> The exercise
Each record is to be printed again precisely as it reads.
■ ■ ■ ■
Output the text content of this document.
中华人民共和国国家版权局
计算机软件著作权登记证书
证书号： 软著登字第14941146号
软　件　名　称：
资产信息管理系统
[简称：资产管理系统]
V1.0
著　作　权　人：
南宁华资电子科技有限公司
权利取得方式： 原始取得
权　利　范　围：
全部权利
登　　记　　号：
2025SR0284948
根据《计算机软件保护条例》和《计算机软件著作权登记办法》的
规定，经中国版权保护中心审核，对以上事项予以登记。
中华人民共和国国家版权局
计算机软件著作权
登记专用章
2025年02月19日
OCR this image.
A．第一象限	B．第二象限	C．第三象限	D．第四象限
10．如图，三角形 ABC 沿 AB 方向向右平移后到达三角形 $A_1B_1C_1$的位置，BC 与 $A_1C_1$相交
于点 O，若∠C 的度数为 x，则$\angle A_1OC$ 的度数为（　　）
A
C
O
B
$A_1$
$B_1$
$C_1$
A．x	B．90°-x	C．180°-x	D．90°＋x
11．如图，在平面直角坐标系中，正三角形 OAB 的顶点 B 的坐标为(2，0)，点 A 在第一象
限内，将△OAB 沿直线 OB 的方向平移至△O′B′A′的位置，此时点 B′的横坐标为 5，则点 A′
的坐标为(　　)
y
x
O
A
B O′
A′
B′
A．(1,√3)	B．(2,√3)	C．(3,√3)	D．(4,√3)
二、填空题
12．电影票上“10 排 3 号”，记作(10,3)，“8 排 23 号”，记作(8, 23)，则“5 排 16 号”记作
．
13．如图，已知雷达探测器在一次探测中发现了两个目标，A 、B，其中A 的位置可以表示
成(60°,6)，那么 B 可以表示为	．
■ ■ ■ ■
> Exercise answer
Output the text content of this document.
中华人民共和国国家版权局
计算机软件著作权登记证书
证书号： 软著登字第14941146号
软　件　名　称：
资产信息管理系统
[简称：资产管理系统]
V1.0
著　作　权　人：
南宁华资电子科技有限公司
权利取得方式： 原始取得
权　利　范　围：
全部权利
登　　记　　号：
2025SR0284948
根据《计算机软件保护条例》和《计算机软件著作权登记办法》的
规定，经中国版权保护中心审核，对以上事项予以登记。
中华人民共和国国家版权局
计算机软件著作权
登记专用章
2025年02月19日
OCR this image.
A．第一象限	B．第二象限	C．第三象限	D．第四象限
10．如图，三角形 ABC 沿 AB 方向向右平移后到达三角形 $A_1B_1C_1$的位置，BC 与 $A_1C_1$相交
于点 O，若∠C 的度数为 x，则$\angle A_1OC$ 的度数为（　　）
A
C
O
B
$A_1$
$B_1$
$C_1$
A．x	B．90°-x	C．180°-x	D．90°＋x
11．如图，在平面直角坐标系中，正三角形 OAB 的顶点 B 的坐标为(2，0)，点 A 在第一象
限内，将△OAB 沿直线 OB 的方向平移至△O′B′A′的位置，此时点 B′的横坐标为 5，则点 A′
的坐标为(　　)
y
x
O
A
B O′
A′
B′
A．(1,√3)	B．(2,√3)	C．(3,√3)	D．(4,√3)
二、填空题
12．电影票上“10 排 3 号”，记作(10,3)，“8 排 23 号”，记作(8, 23)，则“5 排 16 号”记作
．
13．如图，已知雷达探测器在一次探测中发现了两个目标，A 、B，其中A 的位置可以表示
成(60°,6)，那么 B 可以表示为	．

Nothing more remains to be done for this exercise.